=== Supplied data ===

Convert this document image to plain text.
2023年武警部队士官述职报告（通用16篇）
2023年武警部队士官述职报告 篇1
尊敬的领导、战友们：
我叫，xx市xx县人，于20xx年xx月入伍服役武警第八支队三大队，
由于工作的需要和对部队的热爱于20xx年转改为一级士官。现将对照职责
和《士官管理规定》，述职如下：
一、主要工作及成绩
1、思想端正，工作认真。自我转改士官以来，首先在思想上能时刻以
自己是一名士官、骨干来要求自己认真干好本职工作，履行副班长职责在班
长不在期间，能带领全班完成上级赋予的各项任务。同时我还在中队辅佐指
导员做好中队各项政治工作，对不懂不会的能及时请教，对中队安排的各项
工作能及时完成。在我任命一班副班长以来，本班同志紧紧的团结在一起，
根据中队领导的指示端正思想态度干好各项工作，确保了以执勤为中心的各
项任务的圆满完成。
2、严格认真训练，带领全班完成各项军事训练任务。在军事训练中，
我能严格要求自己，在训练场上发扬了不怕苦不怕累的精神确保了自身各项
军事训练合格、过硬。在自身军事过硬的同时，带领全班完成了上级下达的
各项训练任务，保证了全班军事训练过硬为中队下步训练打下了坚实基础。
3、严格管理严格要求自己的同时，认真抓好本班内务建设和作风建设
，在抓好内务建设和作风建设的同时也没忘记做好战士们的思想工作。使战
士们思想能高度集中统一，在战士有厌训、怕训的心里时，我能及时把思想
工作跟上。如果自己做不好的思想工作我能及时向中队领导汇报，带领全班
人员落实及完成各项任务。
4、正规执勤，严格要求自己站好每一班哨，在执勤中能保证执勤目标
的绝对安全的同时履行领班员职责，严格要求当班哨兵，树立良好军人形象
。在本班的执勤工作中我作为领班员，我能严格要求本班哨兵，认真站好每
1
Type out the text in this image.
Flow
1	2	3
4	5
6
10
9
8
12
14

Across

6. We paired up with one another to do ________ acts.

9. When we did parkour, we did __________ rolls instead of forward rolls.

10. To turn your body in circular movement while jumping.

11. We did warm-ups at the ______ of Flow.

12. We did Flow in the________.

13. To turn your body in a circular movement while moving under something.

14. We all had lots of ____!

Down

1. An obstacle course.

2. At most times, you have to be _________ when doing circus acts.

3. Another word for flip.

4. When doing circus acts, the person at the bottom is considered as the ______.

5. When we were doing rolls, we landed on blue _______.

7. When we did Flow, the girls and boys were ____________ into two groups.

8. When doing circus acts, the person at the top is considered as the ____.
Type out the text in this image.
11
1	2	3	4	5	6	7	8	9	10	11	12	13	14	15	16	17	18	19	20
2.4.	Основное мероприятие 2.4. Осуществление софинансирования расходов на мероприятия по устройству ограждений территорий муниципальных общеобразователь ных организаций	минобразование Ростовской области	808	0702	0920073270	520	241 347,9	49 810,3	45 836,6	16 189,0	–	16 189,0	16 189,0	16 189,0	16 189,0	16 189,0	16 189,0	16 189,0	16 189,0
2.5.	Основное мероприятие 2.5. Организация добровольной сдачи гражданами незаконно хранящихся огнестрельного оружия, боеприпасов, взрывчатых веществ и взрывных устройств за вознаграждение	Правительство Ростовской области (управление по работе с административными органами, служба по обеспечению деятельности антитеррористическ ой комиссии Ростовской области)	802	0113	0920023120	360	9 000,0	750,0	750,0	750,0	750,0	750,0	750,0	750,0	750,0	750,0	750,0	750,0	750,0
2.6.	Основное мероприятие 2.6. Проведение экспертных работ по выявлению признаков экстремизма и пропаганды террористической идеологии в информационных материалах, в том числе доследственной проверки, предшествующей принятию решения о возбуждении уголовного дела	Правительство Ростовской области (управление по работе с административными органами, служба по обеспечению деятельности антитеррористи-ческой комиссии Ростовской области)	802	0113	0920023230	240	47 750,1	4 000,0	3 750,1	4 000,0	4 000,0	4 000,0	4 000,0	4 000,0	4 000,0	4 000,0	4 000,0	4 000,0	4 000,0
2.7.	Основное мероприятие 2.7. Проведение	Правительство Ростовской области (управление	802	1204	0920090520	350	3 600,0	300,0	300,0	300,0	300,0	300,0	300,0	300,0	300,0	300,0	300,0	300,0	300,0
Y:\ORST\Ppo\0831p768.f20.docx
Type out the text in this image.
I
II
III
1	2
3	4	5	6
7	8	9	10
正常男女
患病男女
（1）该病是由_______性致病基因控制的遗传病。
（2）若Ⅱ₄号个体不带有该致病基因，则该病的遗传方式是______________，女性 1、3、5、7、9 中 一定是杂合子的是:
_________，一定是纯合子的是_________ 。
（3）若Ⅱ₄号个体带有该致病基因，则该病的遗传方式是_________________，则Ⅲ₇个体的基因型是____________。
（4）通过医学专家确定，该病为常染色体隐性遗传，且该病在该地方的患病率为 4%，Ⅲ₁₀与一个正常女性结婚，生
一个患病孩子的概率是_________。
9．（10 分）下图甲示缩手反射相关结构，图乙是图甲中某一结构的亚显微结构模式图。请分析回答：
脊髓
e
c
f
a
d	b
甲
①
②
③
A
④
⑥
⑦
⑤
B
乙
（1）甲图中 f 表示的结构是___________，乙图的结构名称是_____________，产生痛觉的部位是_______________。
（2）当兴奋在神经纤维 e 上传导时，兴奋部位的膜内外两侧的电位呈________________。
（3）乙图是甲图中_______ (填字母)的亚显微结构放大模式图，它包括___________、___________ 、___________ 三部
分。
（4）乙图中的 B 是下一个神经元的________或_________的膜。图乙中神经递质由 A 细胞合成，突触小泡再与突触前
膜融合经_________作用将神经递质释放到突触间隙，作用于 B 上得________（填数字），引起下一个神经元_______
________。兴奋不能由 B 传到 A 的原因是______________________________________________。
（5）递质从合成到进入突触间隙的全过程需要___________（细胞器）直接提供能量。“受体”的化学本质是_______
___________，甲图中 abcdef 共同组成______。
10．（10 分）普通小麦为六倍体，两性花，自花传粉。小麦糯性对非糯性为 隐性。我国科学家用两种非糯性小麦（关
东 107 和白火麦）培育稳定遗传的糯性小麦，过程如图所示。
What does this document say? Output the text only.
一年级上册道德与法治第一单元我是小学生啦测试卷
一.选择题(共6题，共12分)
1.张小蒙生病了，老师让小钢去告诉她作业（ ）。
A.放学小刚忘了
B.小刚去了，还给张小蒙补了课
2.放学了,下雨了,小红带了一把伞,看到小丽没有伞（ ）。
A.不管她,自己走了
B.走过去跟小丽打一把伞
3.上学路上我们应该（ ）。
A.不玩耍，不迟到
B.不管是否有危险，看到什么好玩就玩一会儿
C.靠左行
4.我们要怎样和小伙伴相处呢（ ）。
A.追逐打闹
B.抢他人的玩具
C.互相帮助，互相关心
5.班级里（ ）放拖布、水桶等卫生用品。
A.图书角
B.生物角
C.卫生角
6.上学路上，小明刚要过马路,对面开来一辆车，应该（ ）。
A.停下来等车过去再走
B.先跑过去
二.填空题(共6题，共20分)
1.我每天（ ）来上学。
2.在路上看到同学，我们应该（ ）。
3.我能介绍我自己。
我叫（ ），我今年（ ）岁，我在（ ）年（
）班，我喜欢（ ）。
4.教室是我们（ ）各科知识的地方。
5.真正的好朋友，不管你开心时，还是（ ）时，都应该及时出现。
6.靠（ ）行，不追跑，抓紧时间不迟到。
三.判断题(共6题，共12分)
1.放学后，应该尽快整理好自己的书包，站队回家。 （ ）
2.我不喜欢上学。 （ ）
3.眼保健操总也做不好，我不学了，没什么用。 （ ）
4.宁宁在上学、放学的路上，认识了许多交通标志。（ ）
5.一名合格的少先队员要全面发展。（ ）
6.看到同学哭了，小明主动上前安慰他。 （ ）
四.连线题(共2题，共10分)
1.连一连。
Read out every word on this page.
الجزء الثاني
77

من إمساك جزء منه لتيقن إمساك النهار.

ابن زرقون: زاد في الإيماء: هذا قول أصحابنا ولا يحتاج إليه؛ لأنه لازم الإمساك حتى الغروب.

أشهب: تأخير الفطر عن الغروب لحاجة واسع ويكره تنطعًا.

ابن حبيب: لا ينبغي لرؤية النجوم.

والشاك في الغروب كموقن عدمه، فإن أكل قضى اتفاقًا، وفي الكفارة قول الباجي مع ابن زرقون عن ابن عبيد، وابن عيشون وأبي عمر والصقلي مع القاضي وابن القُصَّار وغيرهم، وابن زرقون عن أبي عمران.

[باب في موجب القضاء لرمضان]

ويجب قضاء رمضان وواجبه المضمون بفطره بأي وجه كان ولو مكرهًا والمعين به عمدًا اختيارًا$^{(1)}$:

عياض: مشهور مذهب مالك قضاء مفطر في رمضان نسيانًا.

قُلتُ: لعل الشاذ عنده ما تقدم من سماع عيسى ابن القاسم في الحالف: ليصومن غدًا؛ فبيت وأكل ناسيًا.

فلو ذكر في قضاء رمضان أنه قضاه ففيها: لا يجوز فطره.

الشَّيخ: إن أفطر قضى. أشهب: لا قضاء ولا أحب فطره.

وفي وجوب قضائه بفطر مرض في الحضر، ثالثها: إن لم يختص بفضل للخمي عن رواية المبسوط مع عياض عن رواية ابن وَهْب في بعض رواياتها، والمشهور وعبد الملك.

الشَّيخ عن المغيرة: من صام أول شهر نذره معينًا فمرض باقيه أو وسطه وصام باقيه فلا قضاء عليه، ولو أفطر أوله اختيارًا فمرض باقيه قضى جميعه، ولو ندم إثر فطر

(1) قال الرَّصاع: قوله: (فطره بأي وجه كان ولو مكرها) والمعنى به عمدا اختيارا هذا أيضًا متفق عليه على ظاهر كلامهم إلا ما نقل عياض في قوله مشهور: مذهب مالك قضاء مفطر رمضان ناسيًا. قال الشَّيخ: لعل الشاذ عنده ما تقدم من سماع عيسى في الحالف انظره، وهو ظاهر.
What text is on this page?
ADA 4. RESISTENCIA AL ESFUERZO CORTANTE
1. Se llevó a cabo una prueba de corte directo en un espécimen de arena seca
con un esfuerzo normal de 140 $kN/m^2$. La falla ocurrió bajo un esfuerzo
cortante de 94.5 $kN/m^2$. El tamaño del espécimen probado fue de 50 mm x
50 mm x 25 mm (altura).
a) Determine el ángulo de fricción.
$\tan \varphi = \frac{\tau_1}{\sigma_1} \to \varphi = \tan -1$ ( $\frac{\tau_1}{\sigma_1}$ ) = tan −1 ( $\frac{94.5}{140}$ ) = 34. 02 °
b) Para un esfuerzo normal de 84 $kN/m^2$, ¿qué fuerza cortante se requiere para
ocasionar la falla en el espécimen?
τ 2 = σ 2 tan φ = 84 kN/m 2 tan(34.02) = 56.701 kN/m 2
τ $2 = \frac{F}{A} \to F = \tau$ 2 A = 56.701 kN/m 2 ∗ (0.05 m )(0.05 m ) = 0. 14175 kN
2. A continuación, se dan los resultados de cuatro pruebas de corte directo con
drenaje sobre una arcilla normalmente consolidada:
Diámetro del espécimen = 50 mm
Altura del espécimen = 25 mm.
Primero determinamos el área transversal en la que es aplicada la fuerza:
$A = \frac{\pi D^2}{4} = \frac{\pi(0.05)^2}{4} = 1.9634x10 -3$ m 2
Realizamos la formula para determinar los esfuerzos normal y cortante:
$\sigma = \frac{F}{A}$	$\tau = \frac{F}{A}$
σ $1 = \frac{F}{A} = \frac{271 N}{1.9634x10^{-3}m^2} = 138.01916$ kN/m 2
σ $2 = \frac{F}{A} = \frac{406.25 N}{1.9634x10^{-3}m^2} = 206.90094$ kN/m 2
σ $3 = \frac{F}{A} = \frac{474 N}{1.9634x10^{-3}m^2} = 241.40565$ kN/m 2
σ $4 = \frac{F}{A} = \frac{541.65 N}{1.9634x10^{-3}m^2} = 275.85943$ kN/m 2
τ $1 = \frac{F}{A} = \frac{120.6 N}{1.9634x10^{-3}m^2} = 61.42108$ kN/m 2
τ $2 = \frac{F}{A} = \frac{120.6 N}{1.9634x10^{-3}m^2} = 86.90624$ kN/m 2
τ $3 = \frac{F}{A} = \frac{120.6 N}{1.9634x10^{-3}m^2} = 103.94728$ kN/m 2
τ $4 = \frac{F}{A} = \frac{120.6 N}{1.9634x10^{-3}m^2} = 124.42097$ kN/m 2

===

▶ Task objective: Look through the entries above for the word "عيسى". Copy every line where it shows up.

▶ Solution:
قُلتُ: لعل الشاذ عنده ما تقدم من سماع عيسى ابن القاسم في الحالف: ليصومن غدًا؛ فبيت وأكل ناسيًا.
(1) قال الرَّصاع: قوله: (فطره بأي وجه كان ولو مكرها) والمعنى به عمدا اختيارا هذا أيضًا متفق عليه على ظاهر كلامهم إلا ما نقل عياض في قوله مشهور: مذهب مالك قضاء مفطر رمضان ناسيًا. قال الشَّيخ: لعل الشاذ عنده ما تقدم من سماع عيسى في الحالف انظره، وهو ظاهر.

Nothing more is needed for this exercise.